-------- Given records

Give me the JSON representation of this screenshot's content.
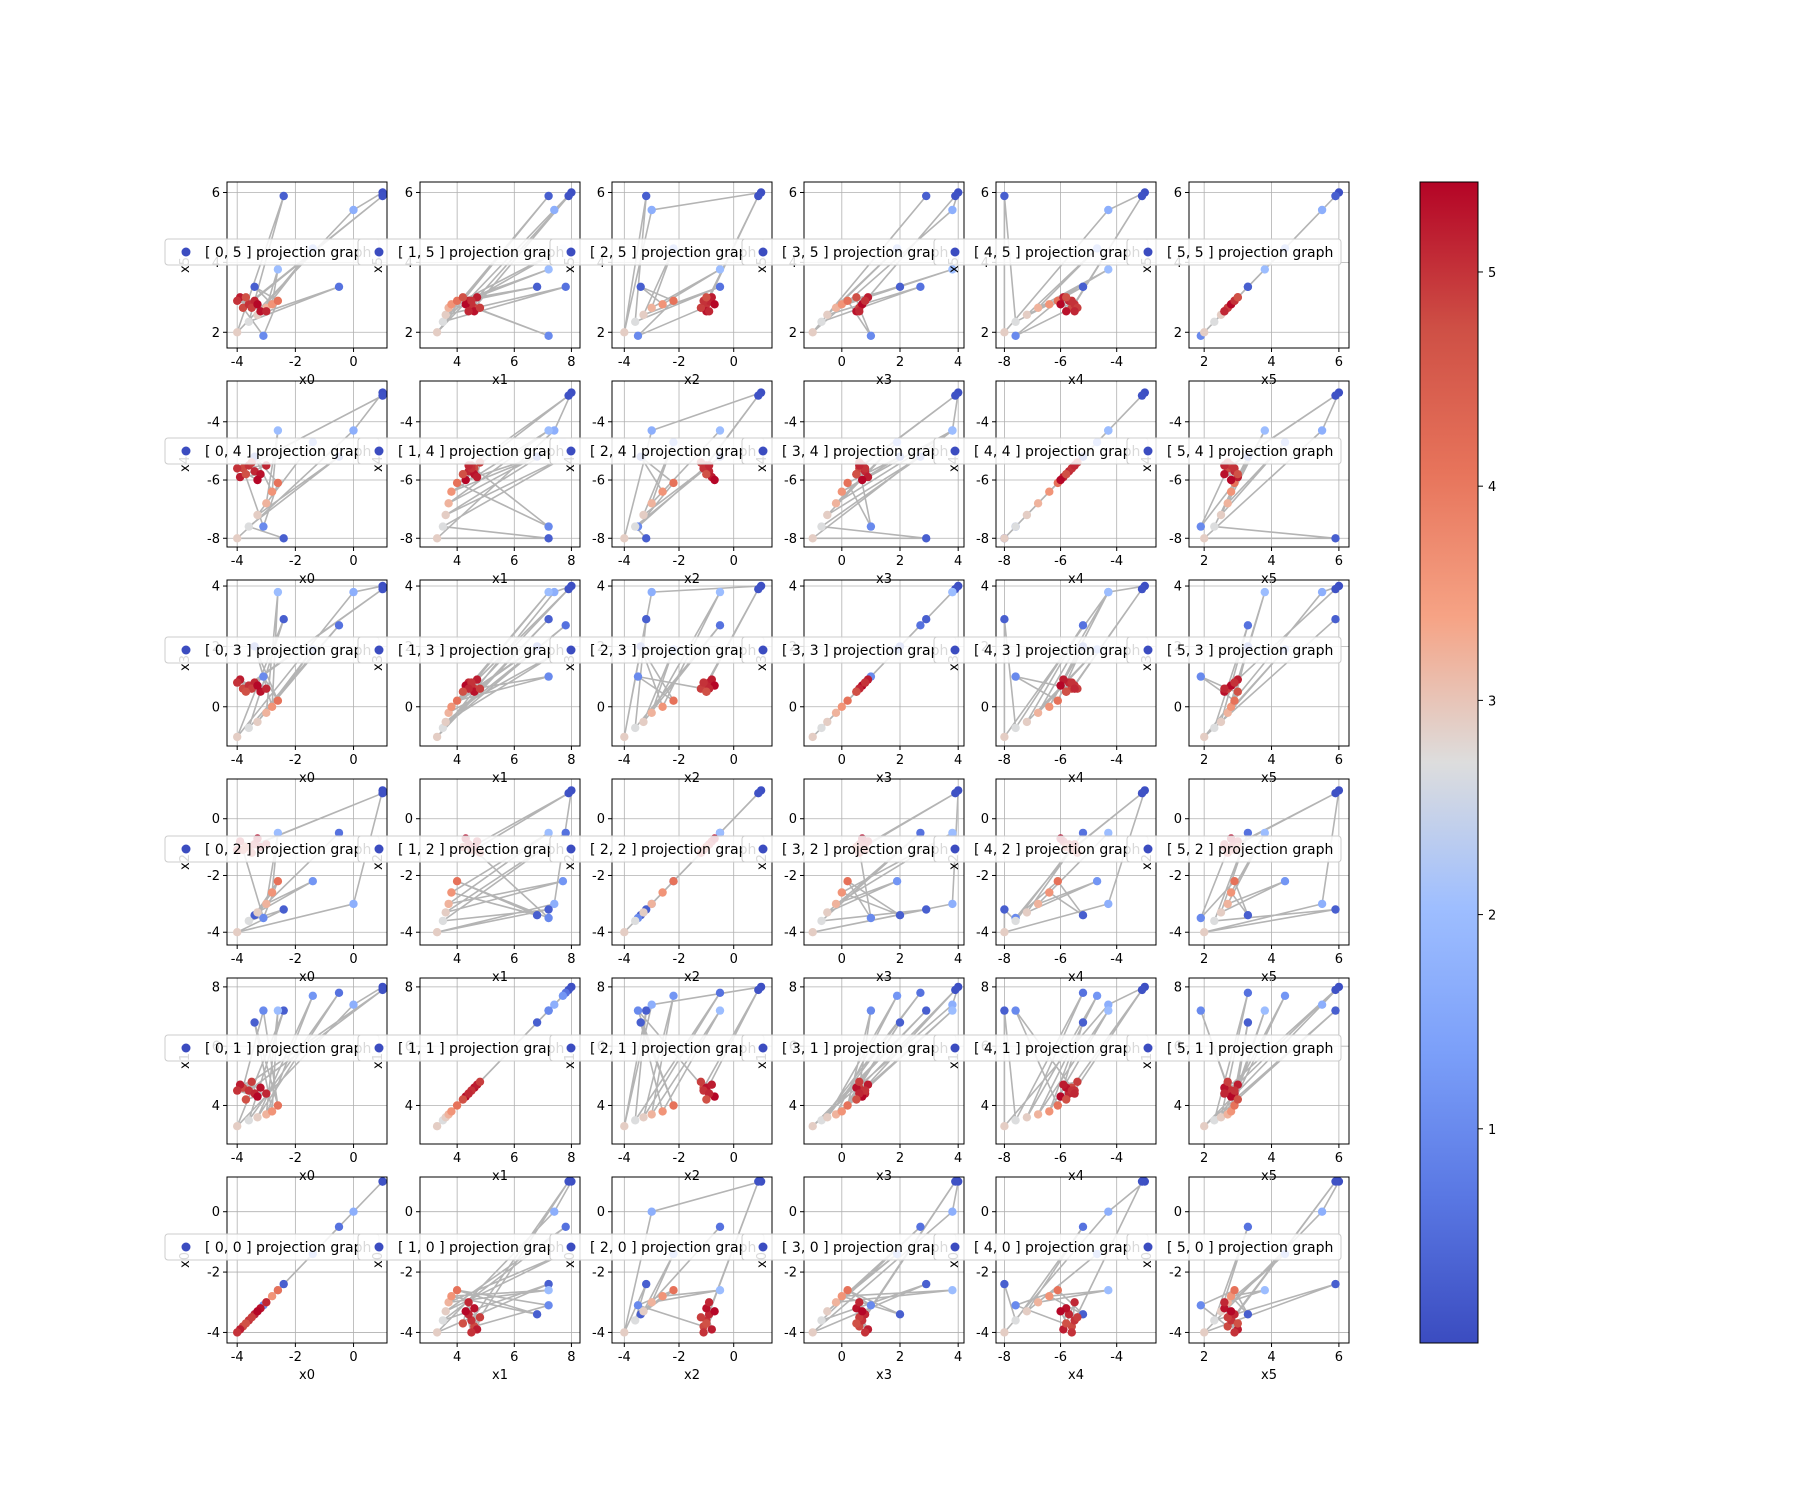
{
  "figure": {
    "type": "scatter",
    "colormap": "coolwarm",
    "colorbar": {
      "ticks": [
        "1",
        "2",
        "3",
        "4",
        "5"
      ],
      "range": [
        0.0,
        5.42
      ]
    },
    "path_color": "#b4b4b4",
    "grid": true,
    "legend_placement": "center"
  },
  "chart_data": {
    "type": "scatter",
    "dims": [
      "x0",
      "x1",
      "x2",
      "x3",
      "x4",
      "x5"
    ],
    "axis_limits": {
      "x0": [
        -4.35,
        1.15
      ],
      "x1": [
        2.7,
        8.3
      ],
      "x2": [
        -4.45,
        1.4
      ],
      "x3": [
        -1.3,
        4.2
      ],
      "x4": [
        -8.3,
        -2.6
      ],
      "x5": [
        1.55,
        6.3
      ]
    },
    "ticks": {
      "x0": [
        "-4",
        "-2",
        "0"
      ],
      "x1": [
        "4",
        "6",
        "8"
      ],
      "x2": [
        "-4",
        "-2",
        "0"
      ],
      "x3": [
        "0",
        "2",
        "4"
      ],
      "x4": [
        "-8",
        "-6",
        "-4"
      ],
      "x5": [
        "2",
        "4",
        "6"
      ]
    },
    "tick_values": {
      "x0": [
        -4,
        -2,
        0
      ],
      "x1": [
        4,
        6,
        8
      ],
      "x2": [
        -4,
        -2,
        0
      ],
      "x3": [
        0,
        2,
        4
      ],
      "x4": [
        -8,
        -6,
        -4
      ],
      "x5": [
        2,
        4,
        6
      ]
    },
    "legend_template": [
      "[ ",
      ", ",
      " ] projection graph"
    ],
    "points": {
      "columns": [
        "x0",
        "x1",
        "x2",
        "x3",
        "x4",
        "x5",
        "color_value"
      ],
      "values": [
        [
          1.0,
          8.0,
          1.0,
          4.0,
          -3.0,
          6.0,
          0.05
        ],
        [
          1.0,
          7.9,
          0.9,
          3.9,
          -3.1,
          5.9,
          0.1
        ],
        [
          -0.5,
          7.8,
          -0.5,
          2.7,
          -5.2,
          3.3,
          0.6
        ],
        [
          0.0,
          7.4,
          -3.0,
          3.8,
          -4.3,
          5.5,
          1.7
        ],
        [
          -2.4,
          7.2,
          -3.2,
          2.9,
          -8.0,
          5.9,
          0.3
        ],
        [
          -1.4,
          7.7,
          -2.2,
          1.9,
          -4.7,
          4.4,
          1.2
        ],
        [
          -2.6,
          7.2,
          -0.5,
          3.8,
          -4.3,
          3.8,
          2.0
        ],
        [
          -3.4,
          6.8,
          -3.4,
          2.0,
          -5.2,
          3.3,
          0.3
        ],
        [
          -3.1,
          7.2,
          -3.5,
          1.0,
          -7.6,
          1.9,
          1.0
        ],
        [
          -4.0,
          3.3,
          -4.0,
          -1.0,
          -8.0,
          2.0,
          2.9
        ],
        [
          -3.6,
          3.5,
          -3.6,
          -0.7,
          -7.6,
          2.3,
          2.7
        ],
        [
          -3.3,
          3.6,
          -3.3,
          -0.5,
          -7.2,
          2.5,
          2.9
        ],
        [
          -3.0,
          3.7,
          -3.0,
          -0.2,
          -6.8,
          2.7,
          3.2
        ],
        [
          -2.8,
          3.8,
          -2.6,
          0.0,
          -6.4,
          2.8,
          3.6
        ],
        [
          -2.6,
          4.0,
          -2.2,
          0.2,
          -6.1,
          2.9,
          4.1
        ],
        [
          -3.8,
          4.6,
          -1.1,
          0.6,
          -5.6,
          2.7,
          4.8
        ],
        [
          -3.6,
          4.5,
          -1.0,
          0.7,
          -5.5,
          2.8,
          5.0
        ],
        [
          -3.4,
          4.4,
          -0.9,
          0.8,
          -5.7,
          2.9,
          5.1
        ],
        [
          -3.2,
          4.6,
          -1.0,
          0.5,
          -5.8,
          2.6,
          5.3
        ],
        [
          -3.9,
          4.7,
          -0.8,
          0.9,
          -5.9,
          3.0,
          5.2
        ],
        [
          -3.5,
          4.8,
          -1.2,
          0.6,
          -5.4,
          2.7,
          4.9
        ],
        [
          -3.3,
          4.3,
          -0.7,
          0.7,
          -6.0,
          2.8,
          5.4
        ],
        [
          -4.0,
          4.5,
          -1.1,
          0.8,
          -5.6,
          2.9,
          5.0
        ],
        [
          -3.0,
          4.4,
          -0.9,
          0.6,
          -5.5,
          2.6,
          5.1
        ],
        [
          -3.7,
          4.2,
          -1.0,
          0.5,
          -5.8,
          3.0,
          4.7
        ]
      ]
    },
    "path_order": [
      0,
      3,
      9,
      4,
      10,
      2,
      11,
      5,
      12,
      6,
      13,
      7,
      14,
      8,
      15,
      1,
      16,
      17,
      18,
      19,
      20,
      21,
      22,
      23,
      24
    ]
  }
}
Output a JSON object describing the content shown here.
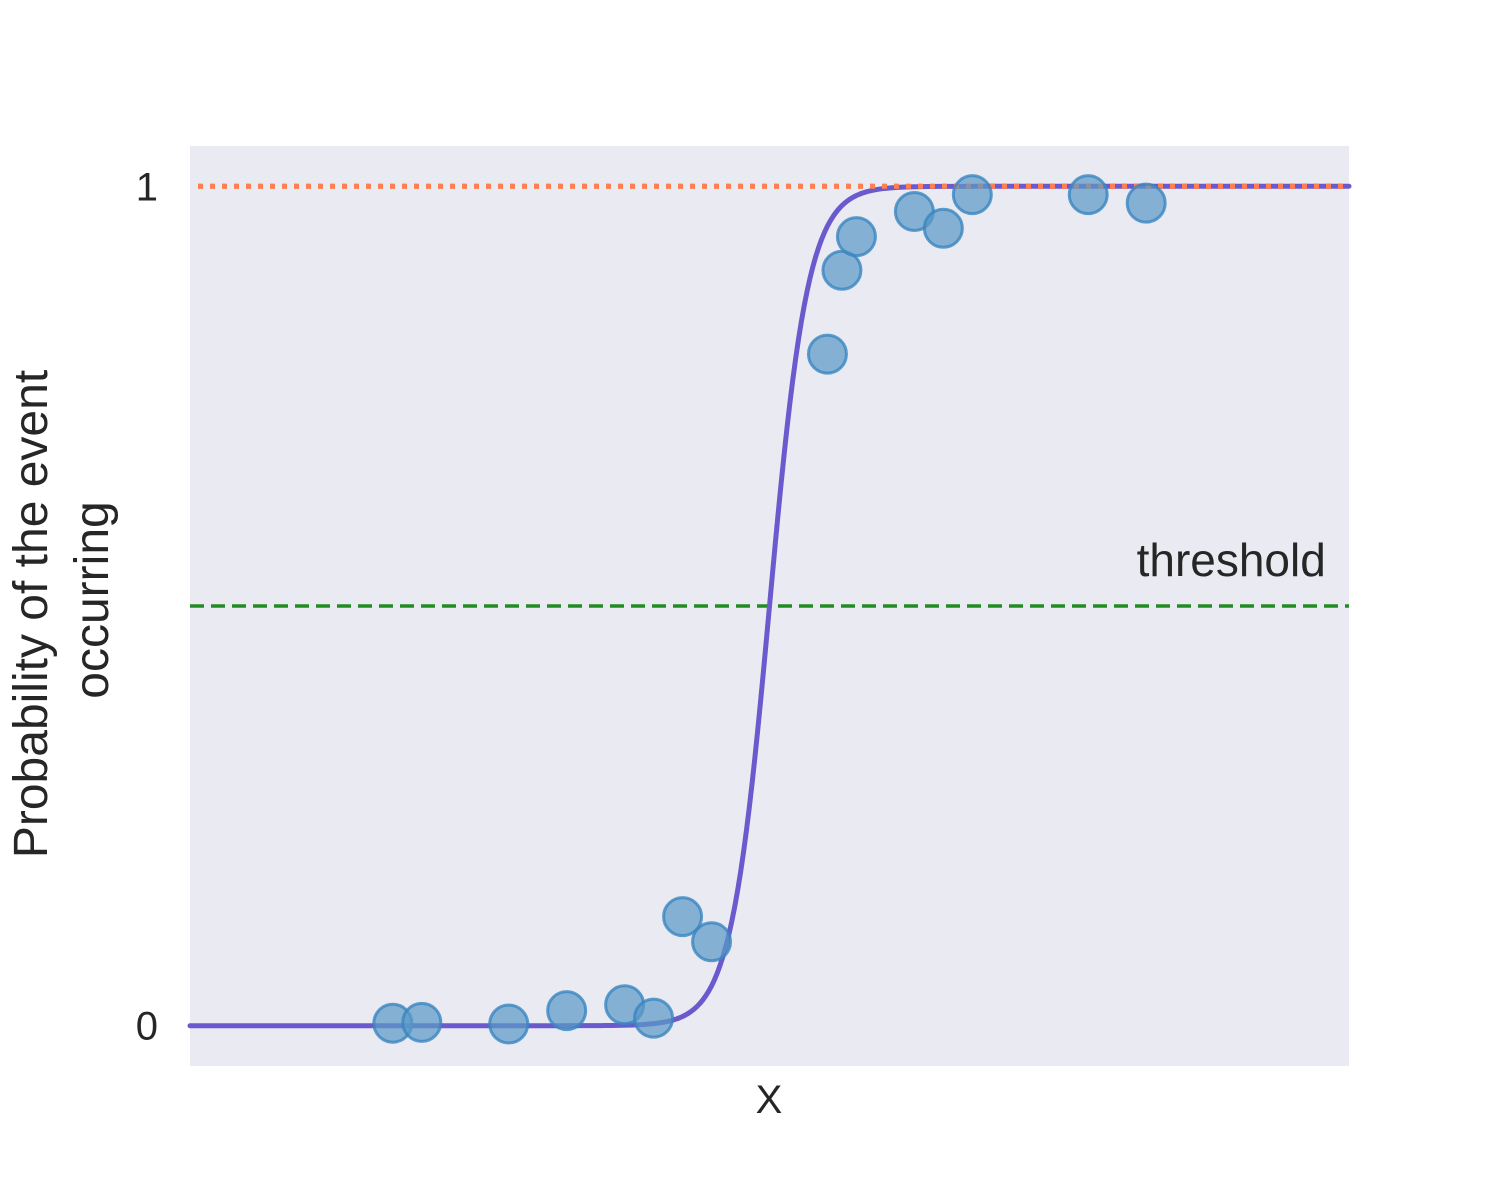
{
  "chart_data": {
    "type": "scatter",
    "title": "",
    "xlabel": "X",
    "ylabel_lines": [
      "Probability of the event",
      "occurring"
    ],
    "xlim": [
      -10,
      10
    ],
    "ylim": [
      -0.048,
      1.048
    ],
    "yticks": [
      {
        "value": 0,
        "label": "0"
      },
      {
        "value": 1,
        "label": "1"
      }
    ],
    "xticks": [],
    "grid": false,
    "legend": "none",
    "series": [
      {
        "name": "observations",
        "kind": "scatter",
        "x": [
          -6.5,
          -6.0,
          -4.5,
          -3.5,
          -2.5,
          -2.0,
          -1.5,
          -1.0,
          1.0,
          1.25,
          1.5,
          2.5,
          3.0,
          3.5,
          5.5,
          6.5
        ],
        "y": [
          0.003,
          0.004,
          0.002,
          0.018,
          0.025,
          0.009,
          0.13,
          0.1,
          0.8,
          0.9,
          0.94,
          0.97,
          0.95,
          0.99,
          0.99,
          0.98
        ]
      },
      {
        "name": "logistic fit",
        "kind": "sigmoid",
        "midpoint": 0,
        "steepness": 3.0,
        "x_range": [
          -10,
          10
        ]
      },
      {
        "name": "upper bound",
        "kind": "hline",
        "y": 1,
        "style": "dotted"
      },
      {
        "name": "threshold",
        "kind": "hline",
        "y": 0.5,
        "style": "dashed"
      }
    ],
    "annotations": [
      {
        "text": "threshold",
        "x": 9.6,
        "y": 0.555,
        "align": "right"
      }
    ],
    "colors": {
      "plot_background": "#eaeaf2",
      "points_fill": "#5b9ac6",
      "points_stroke": "#3a86c0",
      "curve": "#6a5acd",
      "upper_line": "#ff7f50",
      "threshold_line": "#228b22",
      "text": "#262626"
    }
  }
}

----------------

Work to do:
Pictures are to be left out; all else in the entries above is to be quoted exactly.

Answer to this exercise:
Give me the JSON representation of this screenshot's content.
{
  "figure": {
    "type": "scatter",
    "colormap": "coolwarm",
    "colorbar": {
      "ticks": [
        "1",
        "2",
        "3",
        "4",
        "5"
      ],
      "range": [
        0.0,
        5.42
      ]
    },
    "path_color": "#b4b4b4",
    "grid": true,
    "legend_placement": "center"
  },
  "chart_data": {
    "type": "scatter",
    "dims": [
      "x0",
      "x1",
      "x2",
      "x3",
      "x4",
      "x5"
    ],
    "axis_limits": {
      "x0": [
        -4.35,
        1.15
      ],
      "x1": [
        2.7,
        8.3
      ],
      "x2": [
        -4.45,
        1.4
      ],
      "x3": [
        -1.3,
        4.2
      ],
      "x4": [
        -8.3,
        -2.6
      ],
      "x5": [
        1.55,
        6.3
      ]
    },
    "ticks": {
      "x0": [
        "-4",
        "-2",
        "0"
      ],
      "x1": [
        "4",
        "6",
        "8"
      ],
      "x2": [
        "-4",
        "-2",
        "0"
      ],
      "x3": [
        "0",
        "2",
        "4"
      ],
      "x4": [
        "-8",
        "-6",
        "-4"
      ],
      "x5": [
        "2",
        "4",
        "6"
      ]
    },
    "tick_values": {
      "x0": [
        -4,
        -2,
        0
      ],
      "x1": [
        4,
        6,
        8
      ],
      "x2": [
        -4,
        -2,
        0
      ],
      "x3": [
        0,
        2,
        4
      ],
      "x4": [
        -8,
        -6,
        -4
      ],
      "x5": [
        2,
        4,
        6
      ]
    },
    "legend_template": [
      "[ ",
      ", ",
      " ] projection graph"
    ],
    "points": {
      "columns": [
        "x0",
        "x1",
        "x2",
        "x3",
        "x4",
        "x5",
        "color_value"
      ],
      "values": [
        [
          1.0,
          8.0,
          1.0,
          4.0,
          -3.0,
          6.0,
          0.05
        ],
        [
          1.0,
          7.9,
          0.9,
          3.9,
          -3.1,
          5.9,
          0.1
        ],
        [
          -0.5,
          7.8,
          -0.5,
          2.7,
          -5.2,
          3.3,
          0.6
        ],
        [
          0.0,
          7.4,
          -3.0,
          3.8,
          -4.3,
          5.5,
          1.7
        ],
        [
          -2.4,
          7.2,
          -3.2,
          2.9,
          -8.0,
          5.9,
          0.3
        ],
        [
          -1.4,
          7.7,
          -2.2,
          1.9,
          -4.7,
          4.4,
          1.2
        ],
        [
          -2.6,
          7.2,
          -0.5,
          3.8,
          -4.3,
          3.8,
          2.0
        ],
        [
          -3.4,
          6.8,
          -3.4,
          2.0,
          -5.2,
          3.3,
          0.3
        ],
        [
          -3.1,
          7.2,
          -3.5,
          1.0,
          -7.6,
          1.9,
          1.0
        ],
        [
          -4.0,
          3.3,
          -4.0,
          -1.0,
          -8.0,
          2.0,
          2.9
        ],
        [
          -3.6,
          3.5,
          -3.6,
          -0.7,
          -7.6,
          2.3,
          2.7
        ],
        [
          -3.3,
          3.6,
          -3.3,
          -0.5,
          -7.2,
          2.5,
          2.9
        ],
        [
          -3.0,
          3.7,
          -3.0,
          -0.2,
          -6.8,
          2.7,
          3.2
        ],
        [
          -2.8,
          3.8,
          -2.6,
          0.0,
          -6.4,
          2.8,
          3.6
        ],
        [
          -2.6,
          4.0,
          -2.2,
          0.2,
          -6.1,
          2.9,
          4.1
        ],
        [
          -3.8,
          4.6,
          -1.1,
          0.6,
          -5.6,
          2.7,
          4.8
        ],
        [
          -3.6,
          4.5,
          -1.0,
          0.7,
          -5.5,
          2.8,
          5.0
        ],
        [
          -3.4,
          4.4,
          -0.9,
          0.8,
          -5.7,
          2.9,
          5.1
        ],
        [
          -3.2,
          4.6,
          -1.0,
          0.5,
          -5.8,
          2.6,
          5.3
        ],
        [
          -3.9,
          4.7,
          -0.8,
          0.9,
          -5.9,
          3.0,
          5.2
        ],
        [
          -3.5,
          4.8,
          -1.2,
          0.6,
          -5.4,
          2.7,
          4.9
        ],
        [
          -3.3,
          4.3,
          -0.7,
          0.7,
          -6.0,
          2.8,
          5.4
        ],
        [
          -4.0,
          4.5,
          -1.1,
          0.8,
          -5.6,
          2.9,
          5.0
        ],
        [
          -3.0,
          4.4,
          -0.9,
          0.6,
          -5.5,
          2.6,
          5.1
        ],
        [
          -3.7,
          4.2,
          -1.0,
          0.5,
          -5.8,
          3.0,
          4.7
        ]
      ]
    },
    "path_order": [
      0,
      3,
      9,
      4,
      10,
      2,
      11,
      5,
      12,
      6,
      13,
      7,
      14,
      8,
      15,
      1,
      16,
      17,
      18,
      19,
      20,
      21,
      22,
      23,
      24
    ]
  }
}
Output a JSON object describing the content shown here.
{
  "chart_data": {
    "type": "scatter",
    "title": "",
    "xlabel": "X",
    "ylabel_lines": [
      "Probability of the event",
      "occurring"
    ],
    "xlim": [
      -10,
      10
    ],
    "ylim": [
      -0.048,
      1.048
    ],
    "yticks": [
      {
        "value": 0,
        "label": "0"
      },
      {
        "value": 1,
        "label": "1"
      }
    ],
    "xticks": [],
    "grid": false,
    "legend": "none",
    "series": [
      {
        "name": "observations",
        "kind": "scatter",
        "x": [
          -6.5,
          -6.0,
          -4.5,
          -3.5,
          -2.5,
          -2.0,
          -1.5,
          -1.0,
          1.0,
          1.25,
          1.5,
          2.5,
          3.0,
          3.5,
          5.5,
          6.5
        ],
        "y": [
          0.003,
          0.004,
          0.002,
          0.018,
          0.025,
          0.009,
          0.13,
          0.1,
          0.8,
          0.9,
          0.94,
          0.97,
          0.95,
          0.99,
          0.99,
          0.98
        ]
      },
      {
        "name": "logistic fit",
        "kind": "sigmoid",
        "midpoint": 0,
        "steepness": 3.0,
        "x_range": [
          -10,
          10
        ]
      },
      {
        "name": "upper bound",
        "kind": "hline",
        "y": 1,
        "style": "dotted"
      },
      {
        "name": "threshold",
        "kind": "hline",
        "y": 0.5,
        "style": "dashed"
      }
    ],
    "annotations": [
      {
        "text": "threshold",
        "x": 9.6,
        "y": 0.555,
        "align": "right"
      }
    ],
    "colors": {
      "plot_background": "#eaeaf2",
      "points_fill": "#5b9ac6",
      "points_stroke": "#3a86c0",
      "curve": "#6a5acd",
      "upper_line": "#ff7f50",
      "threshold_line": "#228b22",
      "text": "#262626"
    }
  }
}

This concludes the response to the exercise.